Record extracts>
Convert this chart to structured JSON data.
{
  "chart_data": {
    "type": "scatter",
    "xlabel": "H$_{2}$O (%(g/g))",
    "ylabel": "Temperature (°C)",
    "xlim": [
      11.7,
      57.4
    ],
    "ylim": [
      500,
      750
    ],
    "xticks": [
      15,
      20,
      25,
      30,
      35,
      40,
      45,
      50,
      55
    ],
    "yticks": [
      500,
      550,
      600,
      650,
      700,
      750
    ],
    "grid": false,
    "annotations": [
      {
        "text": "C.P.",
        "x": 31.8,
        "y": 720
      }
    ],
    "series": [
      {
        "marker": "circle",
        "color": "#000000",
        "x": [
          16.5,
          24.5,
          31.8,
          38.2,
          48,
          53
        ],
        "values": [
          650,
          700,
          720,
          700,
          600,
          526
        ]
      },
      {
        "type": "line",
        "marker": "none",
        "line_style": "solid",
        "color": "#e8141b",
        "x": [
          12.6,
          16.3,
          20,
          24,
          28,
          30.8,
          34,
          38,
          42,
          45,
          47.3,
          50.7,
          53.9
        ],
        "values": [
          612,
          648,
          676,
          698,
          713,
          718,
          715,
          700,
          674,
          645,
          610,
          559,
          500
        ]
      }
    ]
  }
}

What to do>
Copy every record exactly, with nothing added or dropped.

Exercise answer>
Convert this chart to structured JSON data.
{
  "chart_data": {
    "type": "scatter",
    "xlabel": "H$_{2}$O (%(g/g))",
    "ylabel": "Temperature (°C)",
    "xlim": [
      11.7,
      57.4
    ],
    "ylim": [
      500,
      750
    ],
    "xticks": [
      15,
      20,
      25,
      30,
      35,
      40,
      45,
      50,
      55
    ],
    "yticks": [
      500,
      550,
      600,
      650,
      700,
      750
    ],
    "grid": false,
    "annotations": [
      {
        "text": "C.P.",
        "x": 31.8,
        "y": 720
      }
    ],
    "series": [
      {
        "marker": "circle",
        "color": "#000000",
        "x": [
          16.5,
          24.5,
          31.8,
          38.2,
          48,
          53
        ],
        "values": [
          650,
          700,
          720,
          700,
          600,
          526
        ]
      },
      {
        "type": "line",
        "marker": "none",
        "line_style": "solid",
        "color": "#e8141b",
        "x": [
          12.6,
          16.3,
          20,
          24,
          28,
          30.8,
          34,
          38,
          42,
          45,
          47.3,
          50.7,
          53.9
        ],
        "values": [
          612,
          648,
          676,
          698,
          713,
          718,
          715,
          700,
          674,
          645,
          610,
          559,
          500
        ]
      }
    ]
  }
}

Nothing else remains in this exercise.